Dataset extract
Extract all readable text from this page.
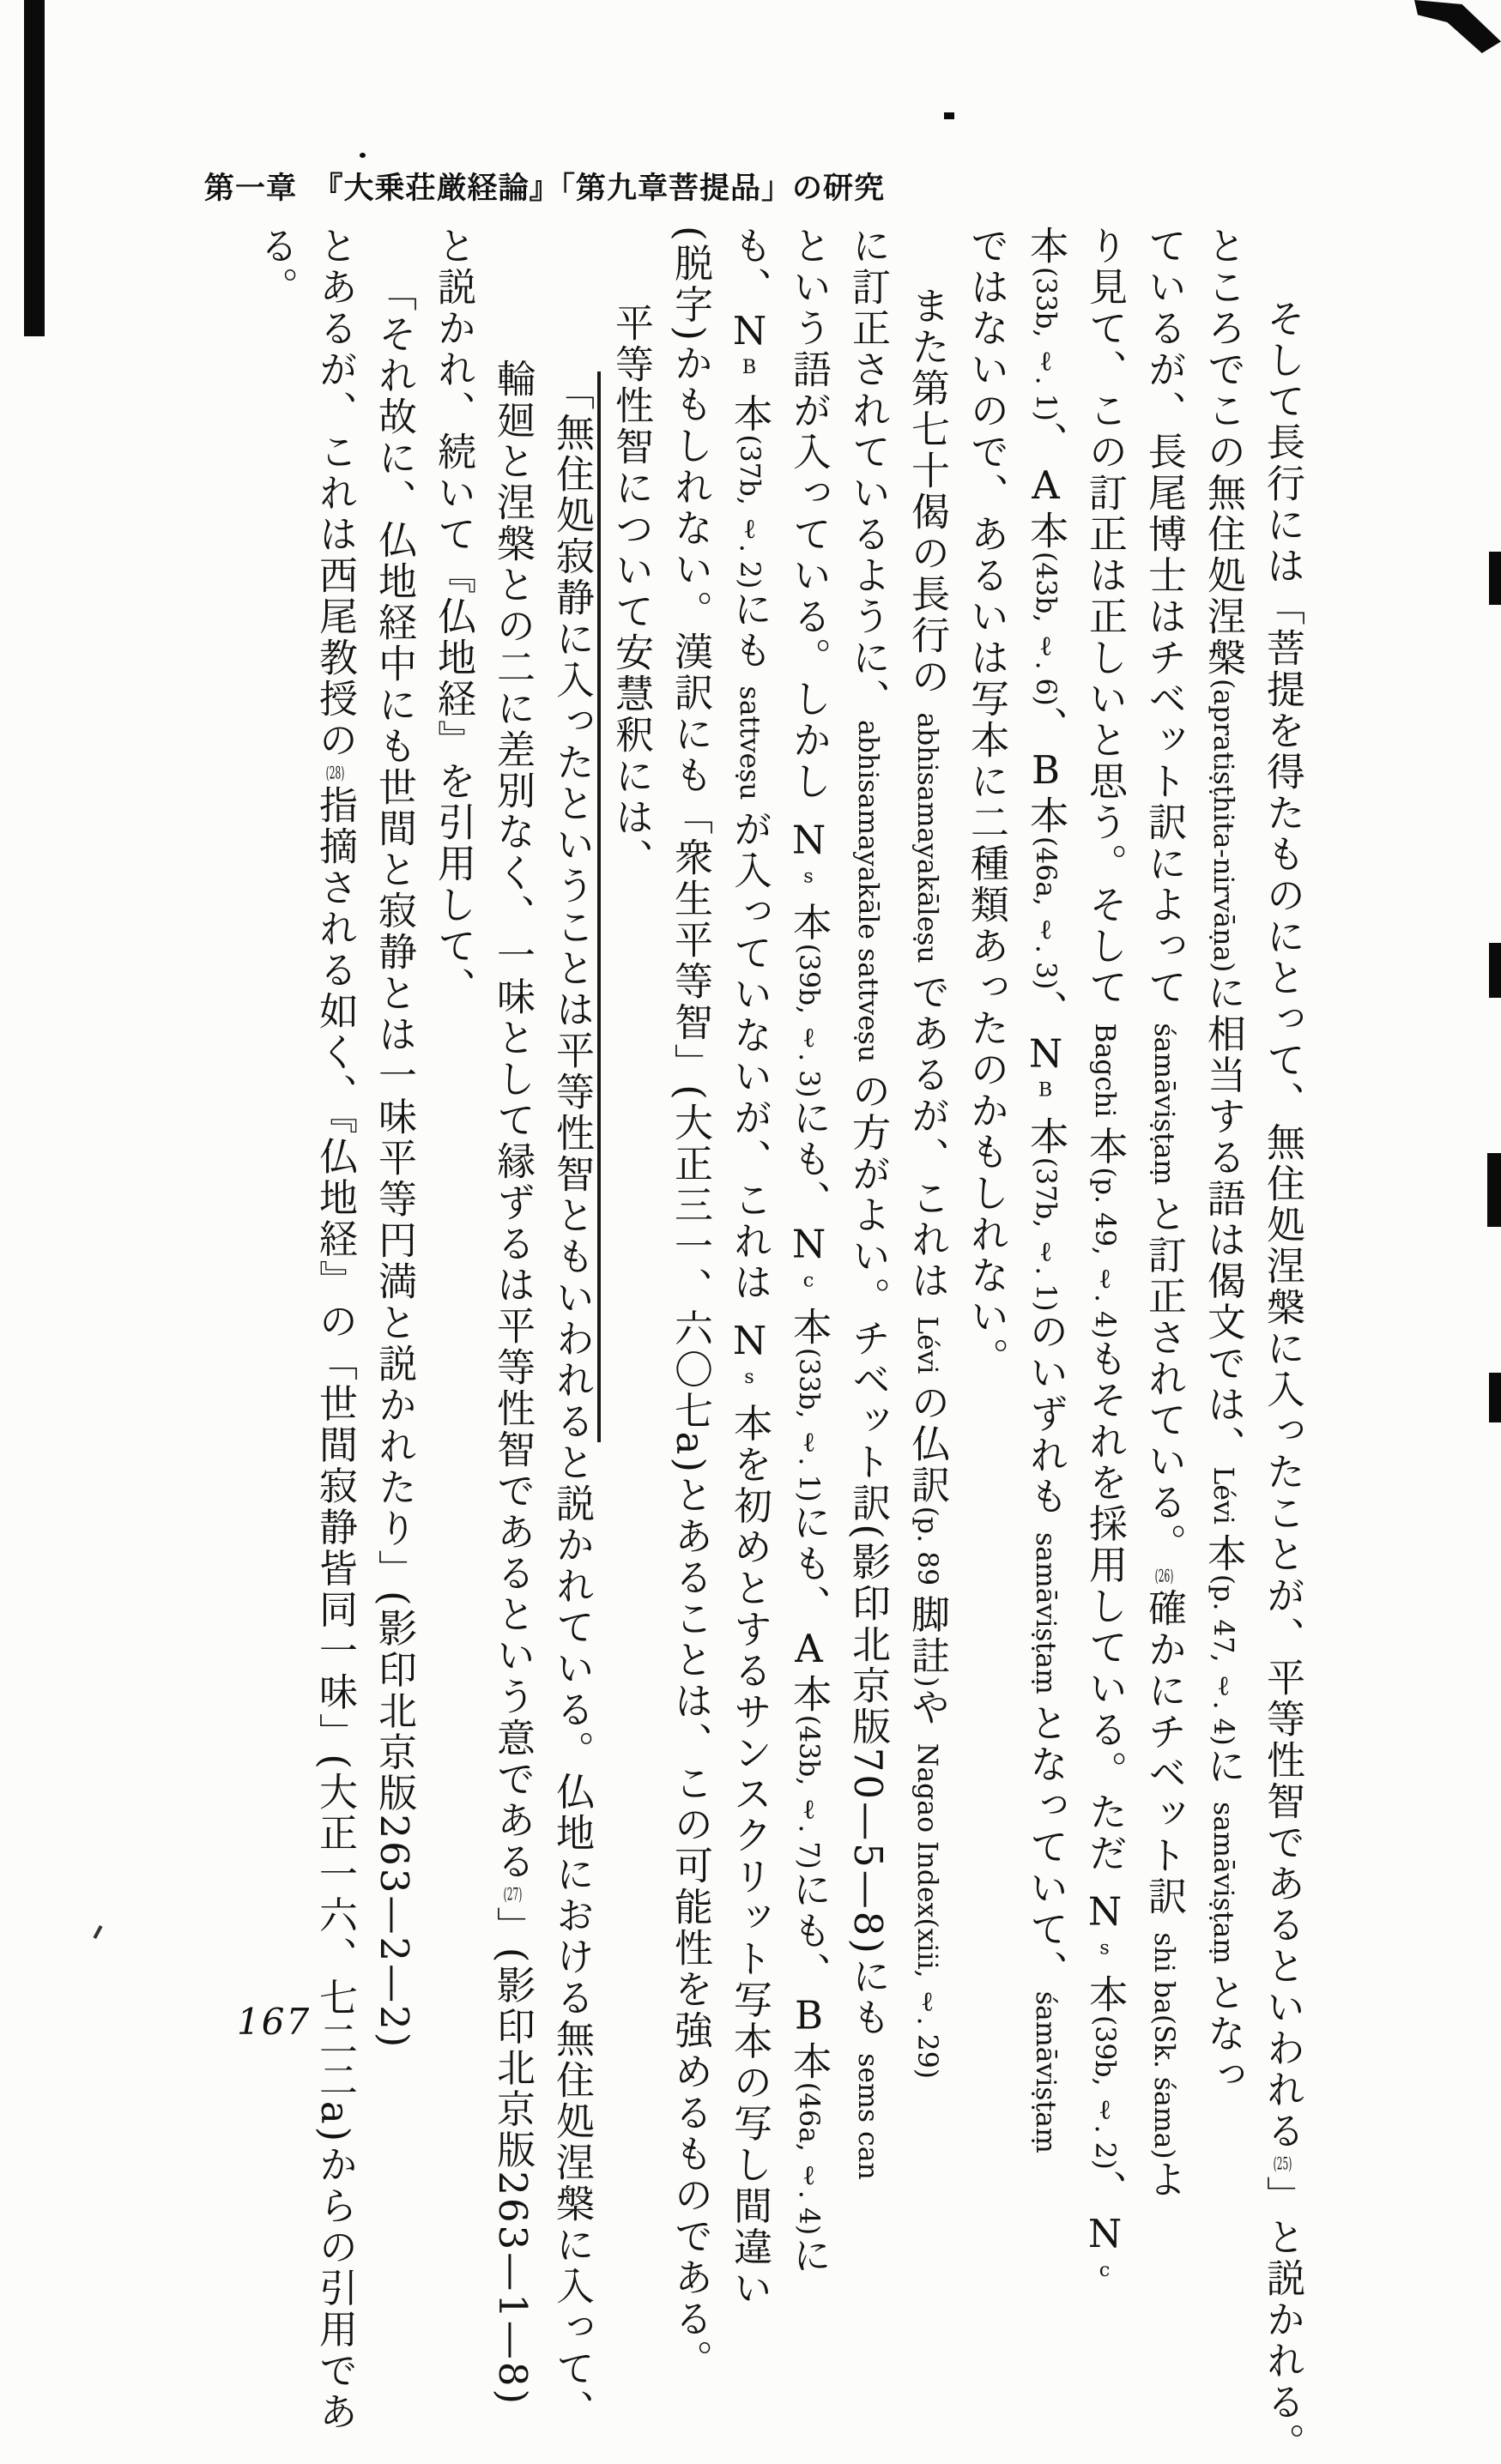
第一章　『大乗荘厳経論』「第九章菩提品」の研究
そして長行には「菩提を得たものにとって、無住処涅槃に入ったことが、平等性智であるといわれる(25)」と説かれる。
ところでこの無住処涅槃(apratiṣṭhita-nirvāṇa)に相当する語は偈文では、Lévi 本(p. 47, ℓ. 4)に samāviṣṭaṃ となっ
ているが、長尾博士はチベット訳によって śamāviṣṭaṃ と訂正されている。(26)確かにチベット訳 shi ba(Sk. śama)よ
り見て、この訂正は正しいと思う。そして Bagchi 本(p. 49, ℓ. 4)もそれを採用している。ただ Ns 本(39b, ℓ. 2)、Nc
本(33b, ℓ. 1)、A本(43b, ℓ. 6)、B本(46a, ℓ. 3)、NB 本(37b, ℓ. 1)のいずれも samāviṣṭaṃ となっていて、śamāviṣṭaṃ
ではないので、あるいは写本に二種類あったのかもしれない。
また第七十偈の長行の abhisamayakāleṣu であるが、これは Lévi の仏訳(p. 89 脚註)や Nagao Index(xiii, ℓ. 29)
に訂正されているように、abhisamayakāle sattveṣu の方がよい。チベット訳(影印北京版70—5—8)にも sems can
という語が入っている。しかし Ns 本(39b, ℓ. 3)にも、Nc 本(33b, ℓ. 1)にも、A本(43b, ℓ. 7)にも、B本(46a, ℓ. 4)に
も、NB 本(37b, ℓ. 2)にも sattveṣu が入っていないが、これは Ns 本を初めとするサンスクリット写本の写し間違い
(脱字)かもしれない。漢訳にも「衆生平等智」(大正三一、六〇七a)とあることは、この可能性を強めるものである。
平等性智について安慧釈には、
「無住処寂静に入ったということは平等性智ともいわれると説かれている。仏地における無住処涅槃に入って、
輪廻と涅槃との二に差別なく、一味として縁ずるは平等性智であるという意である(27)」(影印北京版263—1—8)
と説かれ、続いて『仏地経』を引用して、
「それ故に、仏地経中にも世間と寂静とは一味平等円満と説かれたり」(影印北京版263—2—2)
とあるが、これは西尾教授の(28)指摘される如く、『仏地経』の「世間寂静皆同一味」(大正一六、七二二a)からの引用であ
る。
167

What needs to be done
Copy out each line of the entries that holds "sattveṣu".

Response
に訂正されているように、abhisamayakāle sattveṣu の方がよい。チベット訳(影印北京版70—5—8)にも sems can
も、NB 本(37b, ℓ. 2)にも sattveṣu が入っていないが、これは Ns 本を初めとするサンスクリット写本の写し間違い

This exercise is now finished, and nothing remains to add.